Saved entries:

--- --- ---

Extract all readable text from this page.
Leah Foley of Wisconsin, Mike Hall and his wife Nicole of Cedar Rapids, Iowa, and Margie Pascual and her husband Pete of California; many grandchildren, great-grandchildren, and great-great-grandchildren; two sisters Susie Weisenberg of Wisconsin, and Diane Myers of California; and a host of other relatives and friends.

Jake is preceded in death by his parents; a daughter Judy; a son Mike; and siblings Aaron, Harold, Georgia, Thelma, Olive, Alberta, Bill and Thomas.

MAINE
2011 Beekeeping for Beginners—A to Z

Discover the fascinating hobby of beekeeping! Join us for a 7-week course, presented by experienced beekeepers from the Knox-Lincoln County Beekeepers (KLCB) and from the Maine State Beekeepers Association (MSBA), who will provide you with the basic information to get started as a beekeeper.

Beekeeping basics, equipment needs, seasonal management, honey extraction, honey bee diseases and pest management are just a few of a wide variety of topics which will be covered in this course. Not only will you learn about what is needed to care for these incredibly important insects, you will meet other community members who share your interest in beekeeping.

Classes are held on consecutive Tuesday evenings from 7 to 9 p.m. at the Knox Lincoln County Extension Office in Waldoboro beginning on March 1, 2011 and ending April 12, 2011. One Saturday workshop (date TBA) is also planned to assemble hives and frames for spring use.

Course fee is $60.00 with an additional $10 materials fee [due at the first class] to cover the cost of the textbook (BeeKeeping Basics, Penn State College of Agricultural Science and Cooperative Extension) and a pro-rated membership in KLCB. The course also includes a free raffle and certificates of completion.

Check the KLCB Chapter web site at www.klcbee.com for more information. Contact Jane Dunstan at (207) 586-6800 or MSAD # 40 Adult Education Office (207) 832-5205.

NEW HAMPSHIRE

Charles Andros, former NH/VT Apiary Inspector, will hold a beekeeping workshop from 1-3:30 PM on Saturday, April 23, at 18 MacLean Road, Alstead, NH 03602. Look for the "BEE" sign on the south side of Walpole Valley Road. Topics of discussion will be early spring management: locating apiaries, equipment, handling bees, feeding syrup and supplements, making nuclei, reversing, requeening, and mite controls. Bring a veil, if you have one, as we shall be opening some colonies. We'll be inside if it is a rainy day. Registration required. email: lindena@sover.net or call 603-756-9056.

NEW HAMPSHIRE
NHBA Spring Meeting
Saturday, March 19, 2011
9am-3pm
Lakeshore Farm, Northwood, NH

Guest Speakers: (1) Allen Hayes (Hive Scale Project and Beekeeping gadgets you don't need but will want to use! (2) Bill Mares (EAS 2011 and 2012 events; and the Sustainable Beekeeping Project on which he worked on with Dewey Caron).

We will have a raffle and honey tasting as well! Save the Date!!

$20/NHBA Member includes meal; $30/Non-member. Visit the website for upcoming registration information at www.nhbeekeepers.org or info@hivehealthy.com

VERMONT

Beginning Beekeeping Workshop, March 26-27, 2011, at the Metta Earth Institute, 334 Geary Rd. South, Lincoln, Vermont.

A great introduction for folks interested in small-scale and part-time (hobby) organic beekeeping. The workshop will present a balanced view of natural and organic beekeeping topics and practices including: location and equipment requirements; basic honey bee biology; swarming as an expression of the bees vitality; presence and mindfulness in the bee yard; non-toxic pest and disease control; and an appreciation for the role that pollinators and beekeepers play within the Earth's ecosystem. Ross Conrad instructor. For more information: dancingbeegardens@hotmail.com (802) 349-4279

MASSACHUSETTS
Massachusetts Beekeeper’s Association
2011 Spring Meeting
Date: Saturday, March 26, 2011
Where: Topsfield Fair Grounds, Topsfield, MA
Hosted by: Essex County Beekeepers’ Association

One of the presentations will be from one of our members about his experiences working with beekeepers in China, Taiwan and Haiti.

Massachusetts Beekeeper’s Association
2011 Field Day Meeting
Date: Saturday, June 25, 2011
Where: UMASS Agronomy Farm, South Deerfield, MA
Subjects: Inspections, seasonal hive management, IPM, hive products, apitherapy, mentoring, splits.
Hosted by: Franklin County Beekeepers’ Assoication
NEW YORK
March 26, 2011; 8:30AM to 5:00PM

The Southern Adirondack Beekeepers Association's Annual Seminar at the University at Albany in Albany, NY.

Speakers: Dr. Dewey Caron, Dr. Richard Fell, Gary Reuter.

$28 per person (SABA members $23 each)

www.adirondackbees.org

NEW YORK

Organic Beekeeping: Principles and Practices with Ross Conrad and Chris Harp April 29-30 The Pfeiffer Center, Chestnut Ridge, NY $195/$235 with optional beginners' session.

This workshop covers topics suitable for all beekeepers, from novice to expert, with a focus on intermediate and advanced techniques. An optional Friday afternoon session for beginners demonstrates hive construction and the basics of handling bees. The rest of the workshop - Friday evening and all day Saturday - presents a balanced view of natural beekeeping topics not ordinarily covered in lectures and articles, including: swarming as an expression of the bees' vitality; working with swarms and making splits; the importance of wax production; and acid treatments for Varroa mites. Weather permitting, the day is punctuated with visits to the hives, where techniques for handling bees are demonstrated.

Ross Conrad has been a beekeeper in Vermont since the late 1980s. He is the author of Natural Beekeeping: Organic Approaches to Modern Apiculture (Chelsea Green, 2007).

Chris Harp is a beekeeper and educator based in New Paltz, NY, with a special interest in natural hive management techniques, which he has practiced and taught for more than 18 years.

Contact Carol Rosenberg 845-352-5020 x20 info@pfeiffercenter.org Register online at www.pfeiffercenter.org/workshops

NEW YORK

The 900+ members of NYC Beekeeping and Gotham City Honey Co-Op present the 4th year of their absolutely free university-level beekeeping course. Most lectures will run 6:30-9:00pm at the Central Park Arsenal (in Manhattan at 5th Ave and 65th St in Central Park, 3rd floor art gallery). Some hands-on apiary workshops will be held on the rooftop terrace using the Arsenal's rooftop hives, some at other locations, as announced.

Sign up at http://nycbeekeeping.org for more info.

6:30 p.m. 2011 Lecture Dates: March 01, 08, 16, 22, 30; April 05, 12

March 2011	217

--- --- ---

*Directions for this task*: Extract all the material, leaving every line as it is.

*Exercise answer*:
Extract all readable text from this page.
Leah Foley of Wisconsin, Mike Hall and his wife Nicole of Cedar Rapids, Iowa, and Margie Pascual and her husband Pete of California; many grandchildren, great-grandchildren, and great-great-grandchildren; two sisters Susie Weisenberg of Wisconsin, and Diane Myers of California; and a host of other relatives and friends.

Jake is preceded in death by his parents; a daughter Judy; a son Mike; and siblings Aaron, Harold, Georgia, Thelma, Olive, Alberta, Bill and Thomas.

MAINE
2011 Beekeeping for Beginners—A to Z

Discover the fascinating hobby of beekeeping! Join us for a 7-week course, presented by experienced beekeepers from the Knox-Lincoln County Beekeepers (KLCB) and from the Maine State Beekeepers Association (MSBA), who will provide you with the basic information to get started as a beekeeper.

Beekeeping basics, equipment needs, seasonal management, honey extraction, honey bee diseases and pest management are just a few of a wide variety of topics which will be covered in this course. Not only will you learn about what is needed to care for these incredibly important insects, you will meet other community members who share your interest in beekeeping.

Classes are held on consecutive Tuesday evenings from 7 to 9 p.m. at the Knox Lincoln County Extension Office in Waldoboro beginning on March 1, 2011 and ending April 12, 2011. One Saturday workshop (date TBA) is also planned to assemble hives and frames for spring use.

Course fee is $60.00 with an additional $10 materials fee [due at the first class] to cover the cost of the textbook (BeeKeeping Basics, Penn State College of Agricultural Science and Cooperative Extension) and a pro-rated membership in KLCB. The course also includes a free raffle and certificates of completion.

Check the KLCB Chapter web site at www.klcbee.com for more information. Contact Jane Dunstan at (207) 586-6800 or MSAD # 40 Adult Education Office (207) 832-5205.

NEW HAMPSHIRE

Charles Andros, former NH/VT Apiary Inspector, will hold a beekeeping workshop from 1-3:30 PM on Saturday, April 23, at 18 MacLean Road, Alstead, NH 03602. Look for the "BEE" sign on the south side of Walpole Valley Road. Topics of discussion will be early spring management: locating apiaries, equipment, handling bees, feeding syrup and supplements, making nuclei, reversing, requeening, and mite controls. Bring a veil, if you have one, as we shall be opening some colonies. We'll be inside if it is a rainy day. Registration required. email: lindena@sover.net or call 603-756-9056.

NEW HAMPSHIRE
NHBA Spring Meeting
Saturday, March 19, 2011
9am-3pm
Lakeshore Farm, Northwood, NH

Guest Speakers: (1) Allen Hayes (Hive Scale Project and Beekeeping gadgets you don't need but will want to use! (2) Bill Mares (EAS 2011 and 2012 events; and the Sustainable Beekeeping Project on which he worked on with Dewey Caron).

We will have a raffle and honey tasting as well! Save the Date!!

$20/NHBA Member includes meal; $30/Non-member. Visit the website for upcoming registration information at www.nhbeekeepers.org or info@hivehealthy.com

VERMONT

Beginning Beekeeping Workshop, March 26-27, 2011, at the Metta Earth Institute, 334 Geary Rd. South, Lincoln, Vermont.

A great introduction for folks interested in small-scale and part-time (hobby) organic beekeeping. The workshop will present a balanced view of natural and organic beekeeping topics and practices including: location and equipment requirements; basic honey bee biology; swarming as an expression of the bees vitality; presence and mindfulness in the bee yard; non-toxic pest and disease control; and an appreciation for the role that pollinators and beekeepers play within the Earth's ecosystem. Ross Conrad instructor. For more information: dancingbeegardens@hotmail.com (802) 349-4279

MASSACHUSETTS
Massachusetts Beekeeper’s Association
2011 Spring Meeting
Date: Saturday, March 26, 2011
Where: Topsfield Fair Grounds, Topsfield, MA
Hosted by: Essex County Beekeepers’ Association

One of the presentations will be from one of our members about his experiences working with beekeepers in China, Taiwan and Haiti.

Massachusetts Beekeeper’s Association
2011 Field Day Meeting
Date: Saturday, June 25, 2011
Where: UMASS Agronomy Farm, South Deerfield, MA
Subjects: Inspections, seasonal hive management, IPM, hive products, apitherapy, mentoring, splits.
Hosted by: Franklin County Beekeepers’ Assoication
NEW YORK
March 26, 2011; 8:30AM to 5:00PM

The Southern Adirondack Beekeepers Association's Annual Seminar at the University at Albany in Albany, NY.

Speakers: Dr. Dewey Caron, Dr. Richard Fell, Gary Reuter.

$28 per person (SABA members $23 each)

www.adirondackbees.org

NEW YORK

Organic Beekeeping: Principles and Practices with Ross Conrad and Chris Harp April 29-30 The Pfeiffer Center, Chestnut Ridge, NY $195/$235 with optional beginners' session.

This workshop covers topics suitable for all beekeepers, from novice to expert, with a focus on intermediate and advanced techniques. An optional Friday afternoon session for beginners demonstrates hive construction and the basics of handling bees. The rest of the workshop - Friday evening and all day Saturday - presents a balanced view of natural beekeeping topics not ordinarily covered in lectures and articles, including: swarming as an expression of the bees' vitality; working with swarms and making splits; the importance of wax production; and acid treatments for Varroa mites. Weather permitting, the day is punctuated with visits to the hives, where techniques for handling bees are demonstrated.

Ross Conrad has been a beekeeper in Vermont since the late 1980s. He is the author of Natural Beekeeping: Organic Approaches to Modern Apiculture (Chelsea Green, 2007).

Chris Harp is a beekeeper and educator based in New Paltz, NY, with a special interest in natural hive management techniques, which he has practiced and taught for more than 18 years.

Contact Carol Rosenberg 845-352-5020 x20 info@pfeiffercenter.org Register online at www.pfeiffercenter.org/workshops

NEW YORK

The 900+ members of NYC Beekeeping and Gotham City Honey Co-Op present the 4th year of their absolutely free university-level beekeeping course. Most lectures will run 6:30-9:00pm at the Central Park Arsenal (in Manhattan at 5th Ave and 65th St in Central Park, 3rd floor art gallery). Some hands-on apiary workshops will be held on the rooftop terrace using the Arsenal's rooftop hives, some at other locations, as announced.

Sign up at http://nycbeekeeping.org for more info.

6:30 p.m. 2011 Lecture Dates: March 01, 08, 16, 22, 30; April 05, 12

March 2011	217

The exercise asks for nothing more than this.